Directive:
Copy out each line of the data holding "Output".

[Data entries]
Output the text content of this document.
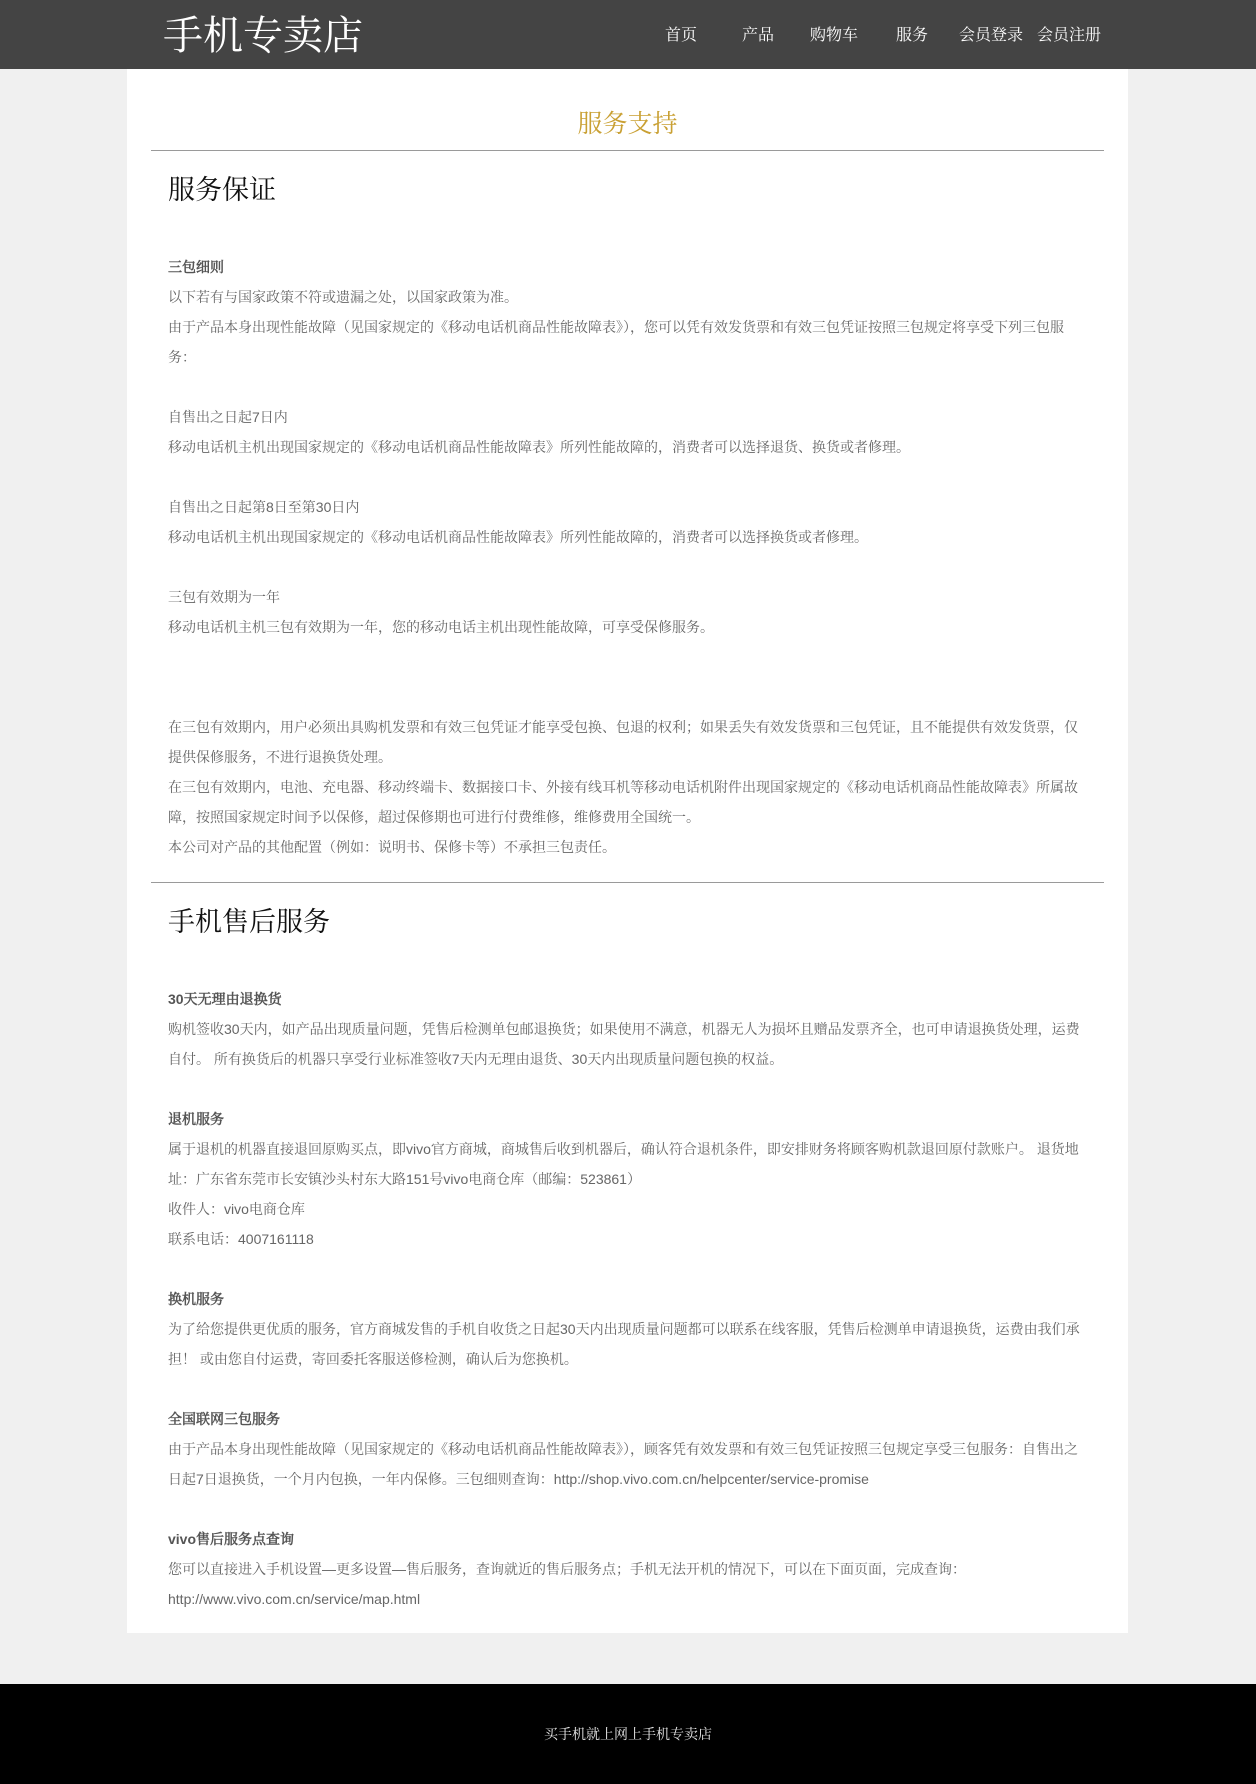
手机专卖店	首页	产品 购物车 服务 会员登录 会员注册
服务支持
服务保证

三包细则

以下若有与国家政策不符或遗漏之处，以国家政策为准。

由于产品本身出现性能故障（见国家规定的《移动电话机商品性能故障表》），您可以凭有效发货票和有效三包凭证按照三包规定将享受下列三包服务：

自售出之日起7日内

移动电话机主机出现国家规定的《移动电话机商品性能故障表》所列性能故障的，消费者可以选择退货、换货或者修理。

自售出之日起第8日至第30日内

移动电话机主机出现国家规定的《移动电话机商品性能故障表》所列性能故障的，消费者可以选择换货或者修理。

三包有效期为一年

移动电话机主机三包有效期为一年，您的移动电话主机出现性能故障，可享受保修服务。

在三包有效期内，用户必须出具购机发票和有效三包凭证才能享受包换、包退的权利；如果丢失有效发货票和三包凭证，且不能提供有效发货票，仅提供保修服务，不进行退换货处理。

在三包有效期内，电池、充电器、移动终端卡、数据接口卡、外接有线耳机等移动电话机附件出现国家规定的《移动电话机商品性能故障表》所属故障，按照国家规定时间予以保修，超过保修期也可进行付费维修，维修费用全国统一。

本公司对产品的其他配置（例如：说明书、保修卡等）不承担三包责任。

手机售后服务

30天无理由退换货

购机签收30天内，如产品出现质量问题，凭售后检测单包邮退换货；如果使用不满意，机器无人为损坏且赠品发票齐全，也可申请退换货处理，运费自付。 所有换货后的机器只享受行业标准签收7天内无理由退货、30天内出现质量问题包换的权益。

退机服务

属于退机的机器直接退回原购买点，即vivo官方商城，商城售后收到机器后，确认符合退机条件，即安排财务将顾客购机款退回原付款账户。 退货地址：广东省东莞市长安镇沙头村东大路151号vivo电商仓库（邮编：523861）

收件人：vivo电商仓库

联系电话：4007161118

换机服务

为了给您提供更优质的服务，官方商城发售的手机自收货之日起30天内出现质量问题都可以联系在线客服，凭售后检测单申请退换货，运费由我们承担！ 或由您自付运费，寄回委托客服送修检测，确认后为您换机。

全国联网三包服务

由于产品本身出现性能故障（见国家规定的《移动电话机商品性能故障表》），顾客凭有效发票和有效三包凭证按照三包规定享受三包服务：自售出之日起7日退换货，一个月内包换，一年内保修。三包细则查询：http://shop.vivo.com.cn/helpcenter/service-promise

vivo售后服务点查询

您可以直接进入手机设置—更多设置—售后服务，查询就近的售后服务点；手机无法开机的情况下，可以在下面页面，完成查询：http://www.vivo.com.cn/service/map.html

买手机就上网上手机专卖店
* * *
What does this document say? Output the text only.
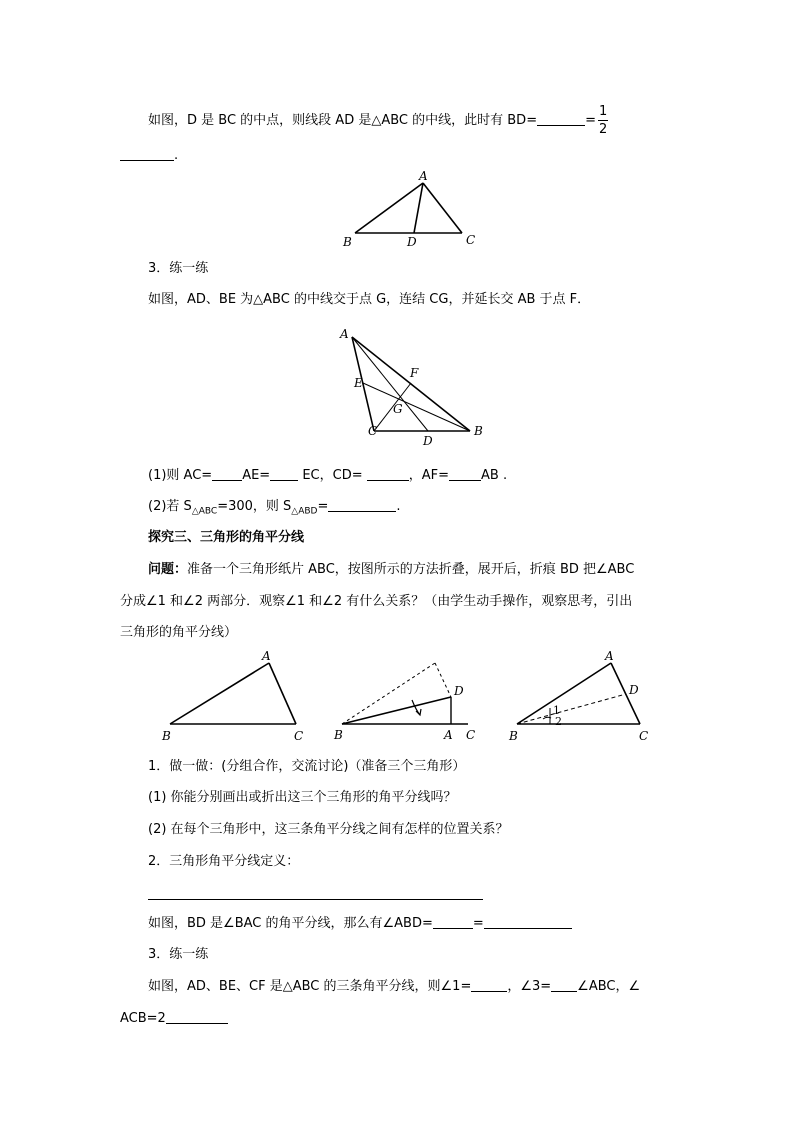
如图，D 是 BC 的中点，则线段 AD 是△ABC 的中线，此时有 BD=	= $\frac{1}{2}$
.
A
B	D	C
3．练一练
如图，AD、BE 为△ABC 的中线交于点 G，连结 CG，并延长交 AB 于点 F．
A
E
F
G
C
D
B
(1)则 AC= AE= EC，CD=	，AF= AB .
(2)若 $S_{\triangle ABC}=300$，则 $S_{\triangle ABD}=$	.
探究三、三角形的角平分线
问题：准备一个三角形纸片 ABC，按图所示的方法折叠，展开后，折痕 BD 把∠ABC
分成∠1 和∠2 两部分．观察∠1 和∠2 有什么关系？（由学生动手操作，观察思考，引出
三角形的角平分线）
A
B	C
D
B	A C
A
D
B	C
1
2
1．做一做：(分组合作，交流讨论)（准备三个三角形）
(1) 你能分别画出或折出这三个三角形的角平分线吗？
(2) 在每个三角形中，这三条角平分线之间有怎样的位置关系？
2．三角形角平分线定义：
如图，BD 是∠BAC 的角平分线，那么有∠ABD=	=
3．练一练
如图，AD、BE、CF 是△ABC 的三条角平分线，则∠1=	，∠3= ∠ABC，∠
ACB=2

Right answer:
Output the text content of this document.
What does this document say? Output the text only.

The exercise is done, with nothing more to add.